(Items from a data source)
%%

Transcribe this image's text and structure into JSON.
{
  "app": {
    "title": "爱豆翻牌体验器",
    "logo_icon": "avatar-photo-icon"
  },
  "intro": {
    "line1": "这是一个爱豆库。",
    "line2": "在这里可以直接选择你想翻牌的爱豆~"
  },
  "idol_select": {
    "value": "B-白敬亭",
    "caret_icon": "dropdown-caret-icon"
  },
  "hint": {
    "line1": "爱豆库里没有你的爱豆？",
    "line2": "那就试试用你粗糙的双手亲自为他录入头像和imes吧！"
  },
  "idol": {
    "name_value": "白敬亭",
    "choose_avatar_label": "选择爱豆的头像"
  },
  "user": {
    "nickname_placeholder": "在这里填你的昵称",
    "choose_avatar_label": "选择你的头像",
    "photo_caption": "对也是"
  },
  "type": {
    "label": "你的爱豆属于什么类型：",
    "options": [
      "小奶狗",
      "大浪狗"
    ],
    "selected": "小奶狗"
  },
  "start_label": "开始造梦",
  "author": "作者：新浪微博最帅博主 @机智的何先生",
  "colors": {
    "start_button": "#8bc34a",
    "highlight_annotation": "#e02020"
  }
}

%%

> Directive:
Print the material verbatim, all of it.

> Exercise response:
Transcribe this image's text and structure into JSON.
{
  "app": {
    "title": "爱豆翻牌体验器",
    "logo_icon": "avatar-photo-icon"
  },
  "intro": {
    "line1": "这是一个爱豆库。",
    "line2": "在这里可以直接选择你想翻牌的爱豆~"
  },
  "idol_select": {
    "value": "B-白敬亭",
    "caret_icon": "dropdown-caret-icon"
  },
  "hint": {
    "line1": "爱豆库里没有你的爱豆？",
    "line2": "那就试试用你粗糙的双手亲自为他录入头像和imes吧！"
  },
  "idol": {
    "name_value": "白敬亭",
    "choose_avatar_label": "选择爱豆的头像"
  },
  "user": {
    "nickname_placeholder": "在这里填你的昵称",
    "choose_avatar_label": "选择你的头像",
    "photo_caption": "对也是"
  },
  "type": {
    "label": "你的爱豆属于什么类型：",
    "options": [
      "小奶狗",
      "大浪狗"
    ],
    "selected": "小奶狗"
  },
  "start_label": "开始造梦",
  "author": "作者：新浪微博最帅博主 @机智的何先生",
  "colors": {
    "start_button": "#8bc34a",
    "highlight_annotation": "#e02020"
  }
}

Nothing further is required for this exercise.